[Recorded data]
* start *

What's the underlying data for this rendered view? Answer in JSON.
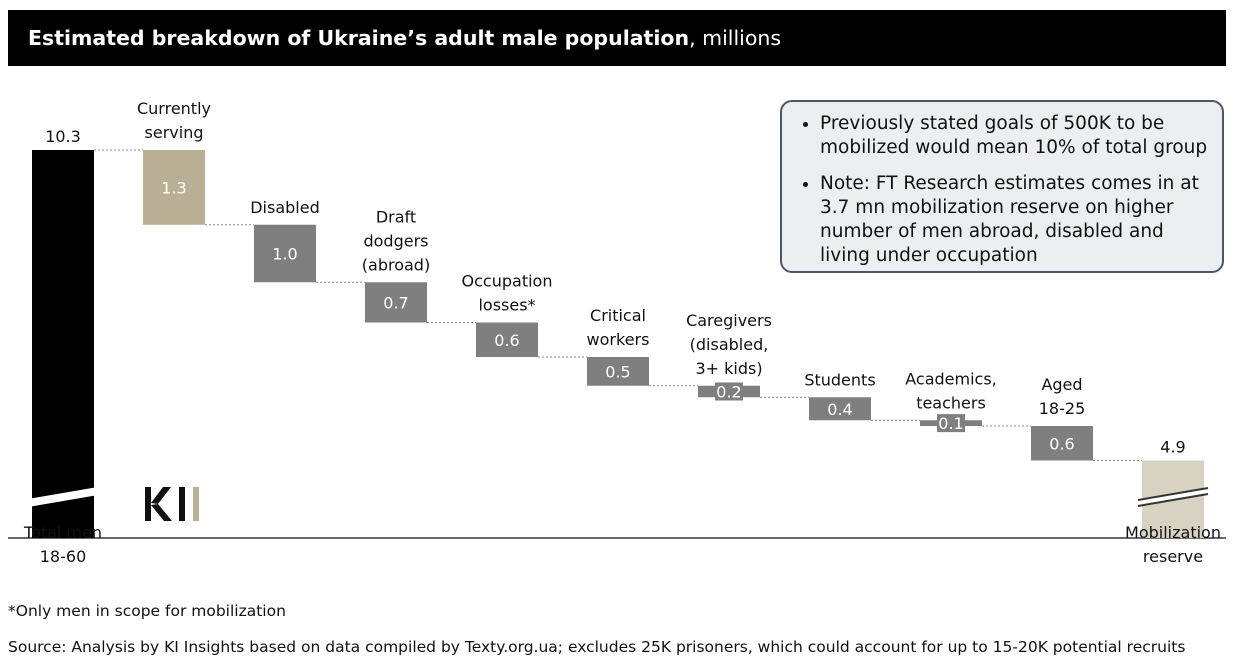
{
  "title": {
    "bold": "Estimated breakdown of Ukraine’s adult male population",
    "unit": ", millions"
  },
  "notes": [
    "Previously stated goals of 500K to be mobilized would mean 10% of total group",
    "Note: FT Research estimates comes in at 3.7 mn mobilization reserve on higher number of men abroad, disabled and living under occupation"
  ],
  "footnote": "*Only men in scope for mobilization",
  "source": "Source: Analysis by KI Insights based on data compiled by Texty.org.ua; excludes 25K prisoners, which could account for up to 15-20K potential recruits",
  "logo_text": "KI",
  "colors": {
    "total": "#000000",
    "serving": "#b8af94",
    "decrease": "#7f7f7f",
    "reserve": "#d8d2c2",
    "connector": "#888888"
  },
  "chart_data": {
    "type": "bar",
    "subtype": "waterfall",
    "title": "Estimated breakdown of Ukraine’s adult male population, millions",
    "unit": "millions",
    "total": {
      "label": [
        "Total men",
        "18-60"
      ],
      "value": 10.3,
      "value_label": "10.3",
      "axis_break": true
    },
    "steps": [
      {
        "label": [
          "Currently",
          "serving"
        ],
        "value": 1.3,
        "value_label": "1.3",
        "color": "#b8af94"
      },
      {
        "label": [
          "Disabled"
        ],
        "value": 1.0,
        "value_label": "1.0",
        "color": "#7f7f7f"
      },
      {
        "label": [
          "Draft",
          "dodgers",
          "(abroad)"
        ],
        "value": 0.7,
        "value_label": "0.7",
        "color": "#7f7f7f"
      },
      {
        "label": [
          "Occupation",
          "losses*"
        ],
        "value": 0.6,
        "value_label": "0.6",
        "color": "#7f7f7f"
      },
      {
        "label": [
          "Critical",
          "workers"
        ],
        "value": 0.5,
        "value_label": "0.5",
        "color": "#7f7f7f"
      },
      {
        "label": [
          "Caregivers",
          "(disabled,",
          "3+ kids)"
        ],
        "value": 0.2,
        "value_label": "0.2",
        "color": "#7f7f7f"
      },
      {
        "label": [
          "Students"
        ],
        "value": 0.4,
        "value_label": "0.4",
        "color": "#7f7f7f"
      },
      {
        "label": [
          "Academics,",
          "teachers"
        ],
        "value": 0.1,
        "value_label": "0.1",
        "color": "#7f7f7f"
      },
      {
        "label": [
          "Aged",
          "18-25"
        ],
        "value": 0.6,
        "value_label": "0.6",
        "color": "#7f7f7f"
      }
    ],
    "result": {
      "label": [
        "Mobilization",
        "reserve"
      ],
      "value": 4.9,
      "value_label": "4.9",
      "axis_break": true
    }
  }
}
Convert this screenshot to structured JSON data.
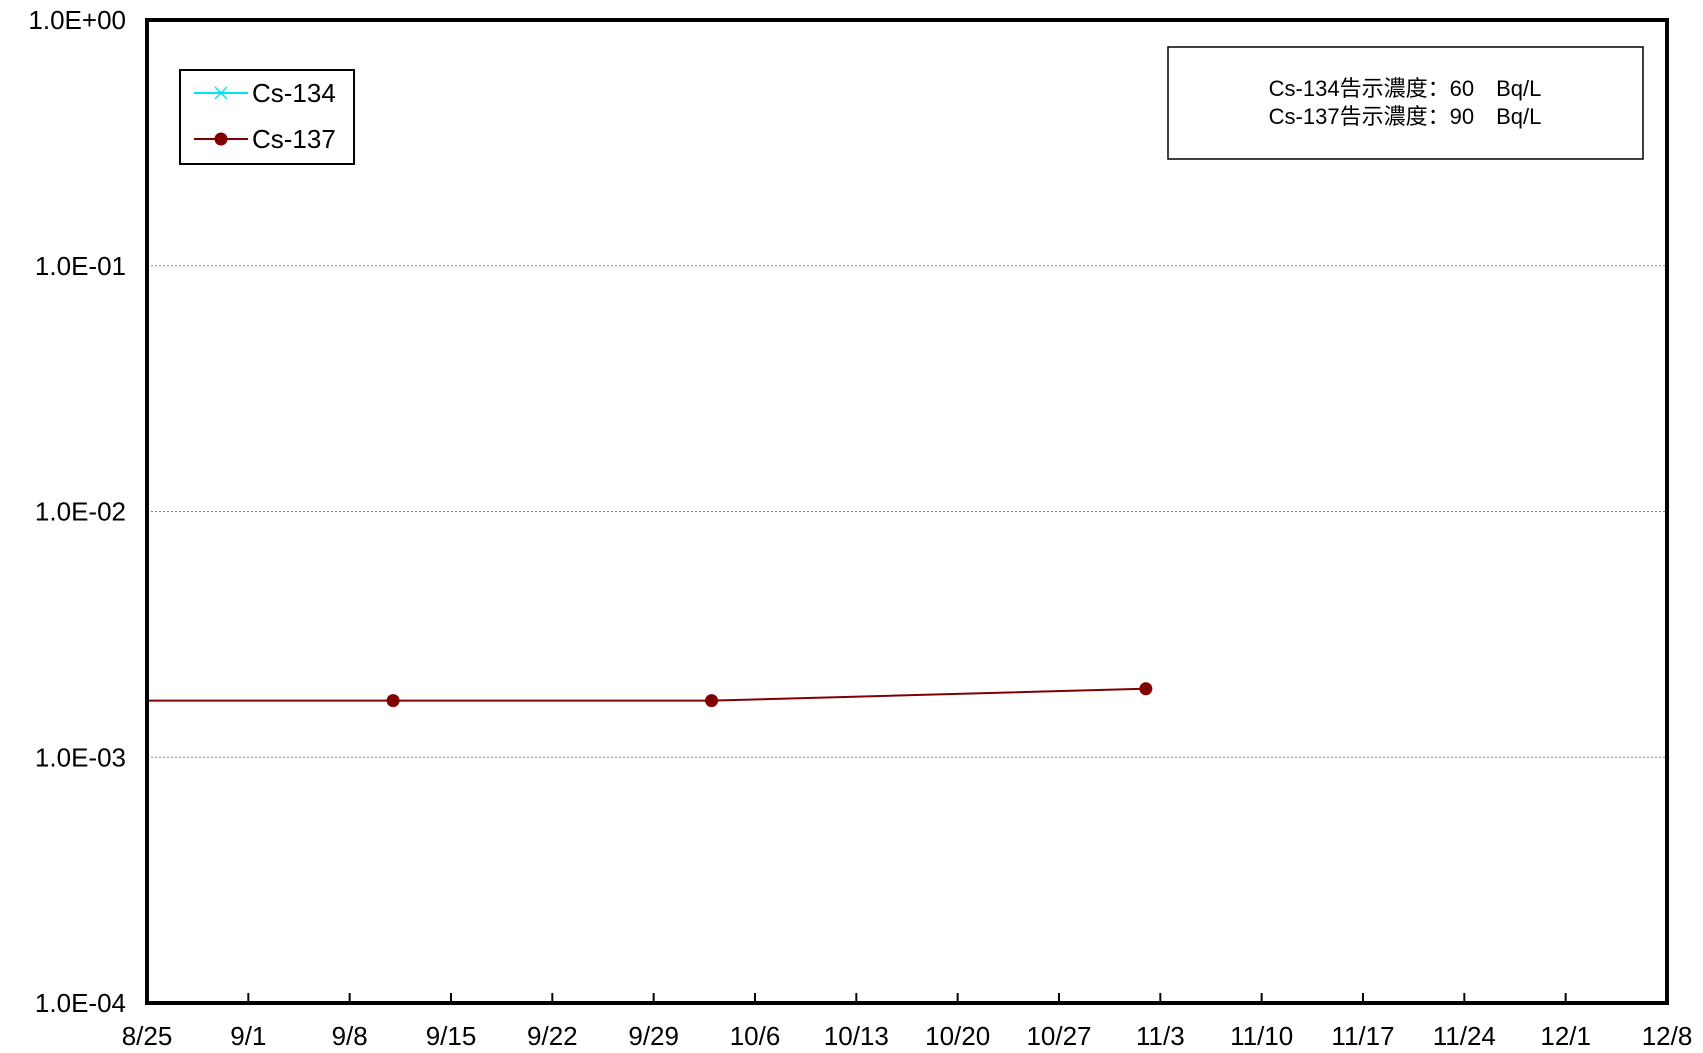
{
  "chart_data": {
    "type": "line",
    "title": "",
    "xlabel": "",
    "ylabel": "",
    "x_scale": "date",
    "y_scale": "log",
    "xlim": [
      "8/25",
      "12/8"
    ],
    "ylim": [
      0.0001,
      1
    ],
    "x_ticks": [
      "8/25",
      "9/1",
      "9/8",
      "9/15",
      "9/22",
      "9/29",
      "10/6",
      "10/13",
      "10/20",
      "10/27",
      "11/3",
      "11/10",
      "11/17",
      "11/24",
      "12/1",
      "12/8"
    ],
    "y_ticks": [
      "1.0E-04",
      "1.0E-03",
      "1.0E-02",
      "1.0E-01",
      "1.0E+00"
    ],
    "grid": "horizontal dotted",
    "legend_position": "top-left",
    "series": [
      {
        "name": "Cs-134",
        "color": "#00e5ee",
        "marker": "x",
        "points": []
      },
      {
        "name": "Cs-137",
        "color": "#800000",
        "marker": "circle",
        "points": [
          {
            "x": "8/23",
            "y": 0.0017
          },
          {
            "x": "9/11",
            "y": 0.0017
          },
          {
            "x": "10/3",
            "y": 0.0017
          },
          {
            "x": "11/2",
            "y": 0.0019
          }
        ]
      }
    ],
    "annotation": {
      "lines": [
        "Cs-134告示濃度：60　Bq/L",
        "Cs-137告示濃度：90　Bq/L"
      ]
    }
  }
}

* end *

Directions for this task:
Quote all the records verbatim, dropping any pictures from your copy.

Solution to this task:
What's the underlying data for this rendered view? Answer in JSON.
{
  "title": {
    "bold": "Estimated breakdown of Ukraine’s adult male population",
    "unit": ", millions"
  },
  "notes": [
    "Previously stated goals of 500K to be mobilized would mean 10% of total group",
    "Note: FT Research estimates comes in at 3.7 mn mobilization reserve on higher number of men abroad, disabled and living under occupation"
  ],
  "footnote": "*Only men in scope for mobilization",
  "source": "Source: Analysis by KI Insights based on data compiled by Texty.org.ua; excludes 25K prisoners, which could account for up to 15-20K potential recruits",
  "logo_text": "KI",
  "colors": {
    "total": "#000000",
    "serving": "#b8af94",
    "decrease": "#7f7f7f",
    "reserve": "#d8d2c2",
    "connector": "#888888"
  },
  "chart_data": {
    "type": "bar",
    "subtype": "waterfall",
    "title": "Estimated breakdown of Ukraine’s adult male population, millions",
    "unit": "millions",
    "total": {
      "label": [
        "Total men",
        "18-60"
      ],
      "value": 10.3,
      "value_label": "10.3",
      "axis_break": true
    },
    "steps": [
      {
        "label": [
          "Currently",
          "serving"
        ],
        "value": 1.3,
        "value_label": "1.3",
        "color": "#b8af94"
      },
      {
        "label": [
          "Disabled"
        ],
        "value": 1.0,
        "value_label": "1.0",
        "color": "#7f7f7f"
      },
      {
        "label": [
          "Draft",
          "dodgers",
          "(abroad)"
        ],
        "value": 0.7,
        "value_label": "0.7",
        "color": "#7f7f7f"
      },
      {
        "label": [
          "Occupation",
          "losses*"
        ],
        "value": 0.6,
        "value_label": "0.6",
        "color": "#7f7f7f"
      },
      {
        "label": [
          "Critical",
          "workers"
        ],
        "value": 0.5,
        "value_label": "0.5",
        "color": "#7f7f7f"
      },
      {
        "label": [
          "Caregivers",
          "(disabled,",
          "3+ kids)"
        ],
        "value": 0.2,
        "value_label": "0.2",
        "color": "#7f7f7f"
      },
      {
        "label": [
          "Students"
        ],
        "value": 0.4,
        "value_label": "0.4",
        "color": "#7f7f7f"
      },
      {
        "label": [
          "Academics,",
          "teachers"
        ],
        "value": 0.1,
        "value_label": "0.1",
        "color": "#7f7f7f"
      },
      {
        "label": [
          "Aged",
          "18-25"
        ],
        "value": 0.6,
        "value_label": "0.6",
        "color": "#7f7f7f"
      }
    ],
    "result": {
      "label": [
        "Mobilization",
        "reserve"
      ],
      "value": 4.9,
      "value_label": "4.9",
      "axis_break": true
    }
  }
}
Convert this screenshot to structured JSON data.
{
  "chart_data": {
    "type": "line",
    "title": "",
    "xlabel": "",
    "ylabel": "",
    "x_scale": "date",
    "y_scale": "log",
    "xlim": [
      "8/25",
      "12/8"
    ],
    "ylim": [
      0.0001,
      1
    ],
    "x_ticks": [
      "8/25",
      "9/1",
      "9/8",
      "9/15",
      "9/22",
      "9/29",
      "10/6",
      "10/13",
      "10/20",
      "10/27",
      "11/3",
      "11/10",
      "11/17",
      "11/24",
      "12/1",
      "12/8"
    ],
    "y_ticks": [
      "1.0E-04",
      "1.0E-03",
      "1.0E-02",
      "1.0E-01",
      "1.0E+00"
    ],
    "grid": "horizontal dotted",
    "legend_position": "top-left",
    "series": [
      {
        "name": "Cs-134",
        "color": "#00e5ee",
        "marker": "x",
        "points": []
      },
      {
        "name": "Cs-137",
        "color": "#800000",
        "marker": "circle",
        "points": [
          {
            "x": "8/23",
            "y": 0.0017
          },
          {
            "x": "9/11",
            "y": 0.0017
          },
          {
            "x": "10/3",
            "y": 0.0017
          },
          {
            "x": "11/2",
            "y": 0.0019
          }
        ]
      }
    ],
    "annotation": {
      "lines": [
        "Cs-134告示濃度：60　Bq/L",
        "Cs-137告示濃度：90　Bq/L"
      ]
    }
  }
}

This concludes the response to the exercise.